→ **Aim of the task**
Check each line of the records below and collect those that include the word "your".

--- begin Task material ---

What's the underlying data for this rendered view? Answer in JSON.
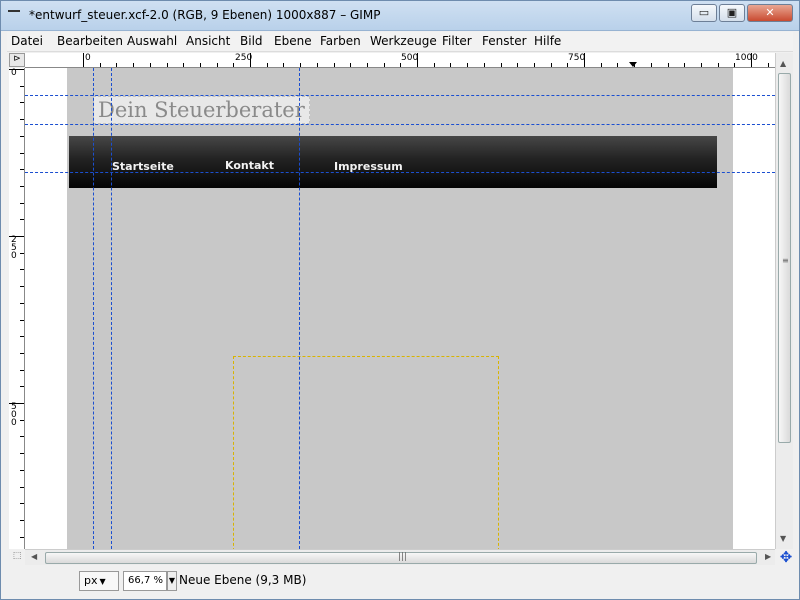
{
  "window": {
    "title": "*entwurf_steuer.xcf-2.0 (RGB, 9 Ebenen) 1000x887 – GIMP",
    "min_glyph": "▭",
    "max_glyph": "▣",
    "close_glyph": "✕"
  },
  "menu": {
    "items": [
      "Datei",
      "Bearbeiten",
      "Auswahl",
      "Ansicht",
      "Bild",
      "Ebene",
      "Farben",
      "Werkzeuge",
      "Filter",
      "Fenster",
      "Hilfe"
    ]
  },
  "rulers": {
    "top_labels": [
      "0",
      "250",
      "500",
      "750",
      "1000"
    ],
    "left_labels": [
      "0",
      "250",
      "500"
    ],
    "corner_glyph": "⊳"
  },
  "canvas": {
    "site_title": "Dein Steuerberater",
    "nav_links": [
      "Startseite",
      "Kontakt",
      "Impressum"
    ],
    "background_color": "#c8c8c8",
    "navbar_color": "#1a1a1a",
    "guide_color": "#1b4fd0",
    "selection_color": "#d8b400"
  },
  "scrollbars": {
    "up_glyph": "▲",
    "down_glyph": "▼",
    "left_glyph": "◀",
    "right_glyph": "▶",
    "grip_glyph": "|||",
    "navigate_glyph": "✥",
    "quickmask_glyph": "⬚"
  },
  "status": {
    "unit": "px",
    "zoom": "66,7 %",
    "zoom_arrow": "▼",
    "layer_info": "Neue Ebene (9,3 MB)"
  }
}
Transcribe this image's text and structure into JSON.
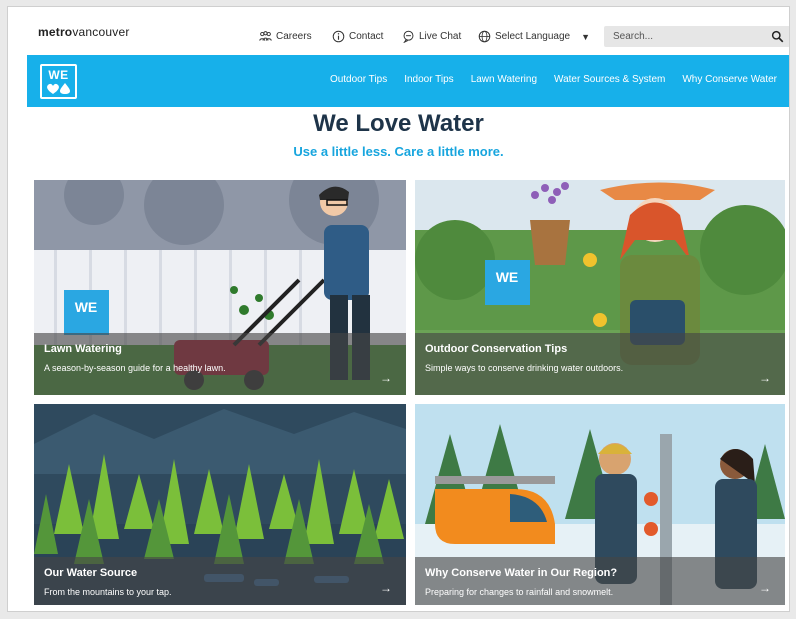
{
  "header": {
    "logo_bold": "metro",
    "logo_rest": "vancouver",
    "links": {
      "careers": "Careers",
      "contact": "Contact",
      "live_chat": "Live Chat",
      "language": "Select Language"
    },
    "search_placeholder": "Search..."
  },
  "nav": {
    "brand_text": "WE",
    "items": [
      "Outdoor Tips",
      "Indoor Tips",
      "Lawn Watering",
      "Water Sources & System",
      "Why Conserve Water"
    ]
  },
  "hero": {
    "title": "We Love Water",
    "subtitle": "Use a little less. Care a little more."
  },
  "cards": [
    {
      "title": "Lawn Watering",
      "desc": "A season-by-season guide for a healthy lawn.",
      "arrow": "→"
    },
    {
      "title": "Outdoor Conservation Tips",
      "desc": "Simple ways to conserve drinking water outdoors.",
      "arrow": "→"
    },
    {
      "title": "Our Water Source",
      "desc": "From the mountains to your tap.",
      "arrow": "→"
    },
    {
      "title": "Why Conserve Water in Our Region?",
      "desc": "Preparing for changes to rainfall and snowmelt.",
      "arrow": "→"
    }
  ],
  "colors": {
    "nav_blue": "#17b0ea",
    "title_navy": "#1e3449",
    "subtitle_blue": "#17a5de"
  }
}
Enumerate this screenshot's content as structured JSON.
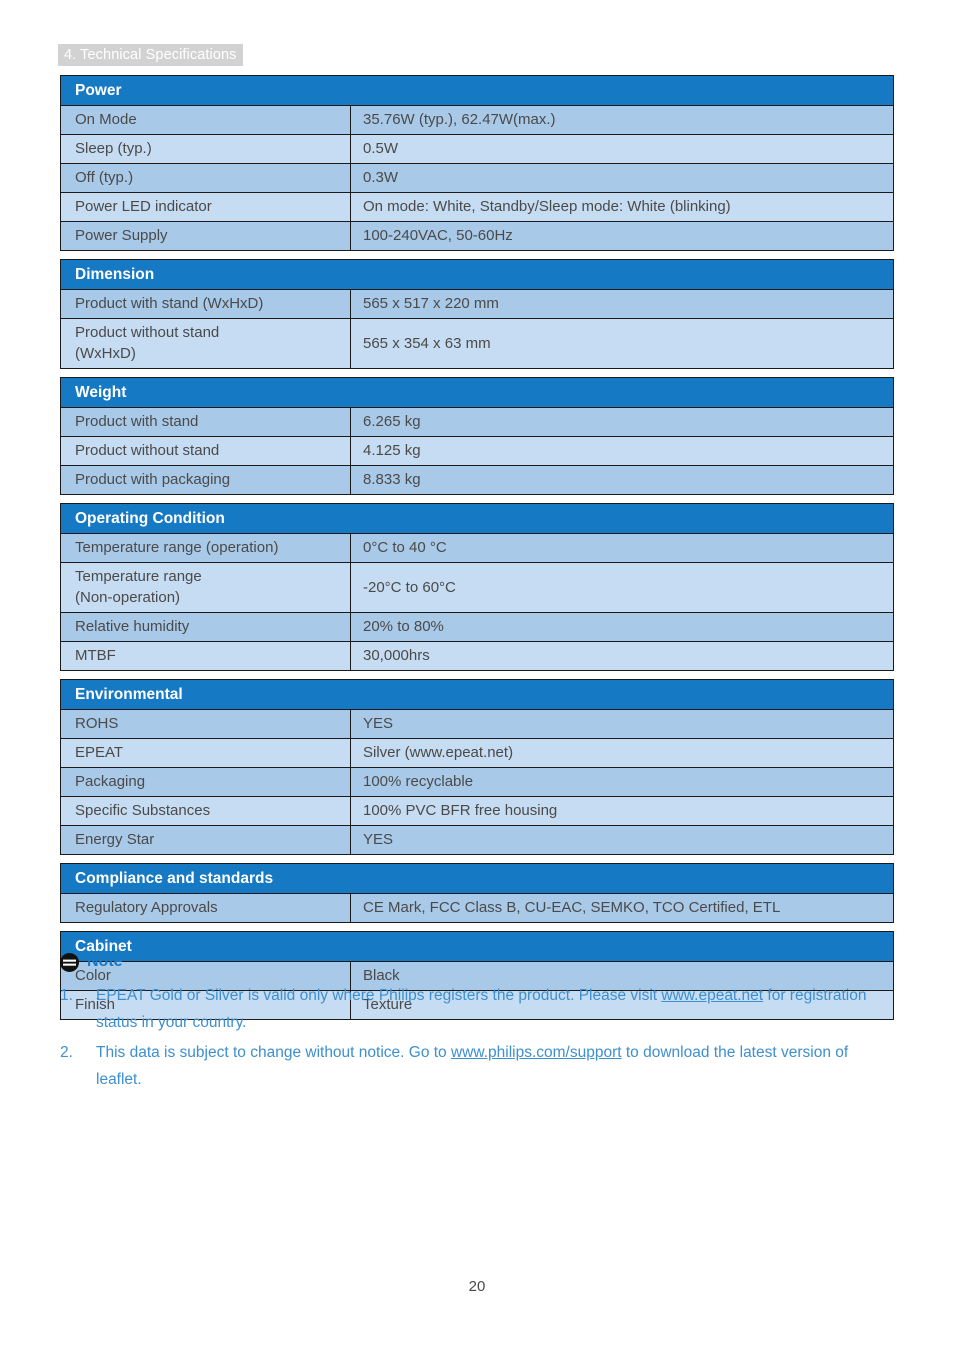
{
  "chapter_tag": "4. Technical Specifications",
  "page_number": "20",
  "colors": {
    "section_header_bg": "#1679c4",
    "row_shade_a": "#a9c9e8",
    "row_shade_b": "#c6dcf2",
    "link": "#3d8fd0",
    "text": "#4a4a4a",
    "chapter_tag_bg": "#d2d2d2"
  },
  "table": {
    "sections": [
      {
        "title": "Power",
        "rows": [
          {
            "label": "On Mode",
            "value": "35.76W (typ.), 62.47W(max.)"
          },
          {
            "label": "Sleep (typ.)",
            "value": "0.5W"
          },
          {
            "label": "Off (typ.)",
            "value": "0.3W"
          },
          {
            "label": "Power LED indicator",
            "value": "On mode: White, Standby/Sleep mode: White (blinking)"
          },
          {
            "label": "Power Supply",
            "value": "100-240VAC, 50-60Hz"
          }
        ]
      },
      {
        "title": "Dimension",
        "rows": [
          {
            "label": "Product with stand (WxHxD)",
            "value": "565 x 517 x 220 mm"
          },
          {
            "label": "Product without stand",
            "label2": "(WxHxD)",
            "value": "565 x 354 x 63 mm"
          }
        ]
      },
      {
        "title": "Weight",
        "rows": [
          {
            "label": "Product with stand",
            "value": "6.265 kg"
          },
          {
            "label": "Product without stand",
            "value": "4.125 kg"
          },
          {
            "label": "Product with packaging",
            "value": "8.833 kg"
          }
        ]
      },
      {
        "title": "Operating Condition",
        "rows": [
          {
            "label": "Temperature range (operation)",
            "value": "0°C to 40 °C"
          },
          {
            "label": "Temperature range",
            "label2": "(Non-operation)",
            "value": "-20°C to 60°C"
          },
          {
            "label": "Relative humidity",
            "value": "20% to 80%"
          },
          {
            "label": "MTBF",
            "value": "30,000hrs"
          }
        ]
      },
      {
        "title": "Environmental",
        "rows": [
          {
            "label": "ROHS",
            "value": "YES"
          },
          {
            "label": "EPEAT",
            "value": "Silver (www.epeat.net)"
          },
          {
            "label": "Packaging",
            "value": "100% recyclable"
          },
          {
            "label": "Specific Substances",
            "value": "100% PVC BFR free housing"
          },
          {
            "label": "Energy Star",
            "value": "YES"
          }
        ]
      },
      {
        "title": "Compliance and standards",
        "rows": [
          {
            "label": "Regulatory Approvals",
            "value": "CE Mark, FCC Class B, CU-EAC, SEMKO, TCO Certified, ETL"
          }
        ]
      },
      {
        "title": "Cabinet",
        "rows": [
          {
            "label": "Color",
            "value": "Black"
          },
          {
            "label": "Finish",
            "value": "Texture"
          }
        ]
      }
    ]
  },
  "note": {
    "icon": "note-icon",
    "title": "Note",
    "items": [
      {
        "number": "1.",
        "text_before": "EPEAT Gold or Silver is valid only where Philips registers the product. Please visit ",
        "link": "www.epeat.net",
        "text_after": " for registration status in your country."
      },
      {
        "number": "2.",
        "text_before": "This data is subject to change without notice. Go to ",
        "link": "www.philips.com/support",
        "text_after": " to download the latest version of leaflet."
      }
    ]
  }
}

--- end Task material ---

→ **Answer to this problem**
      "desc": "From the mountains to your tap.",
        "text_after": " for registration status in your country."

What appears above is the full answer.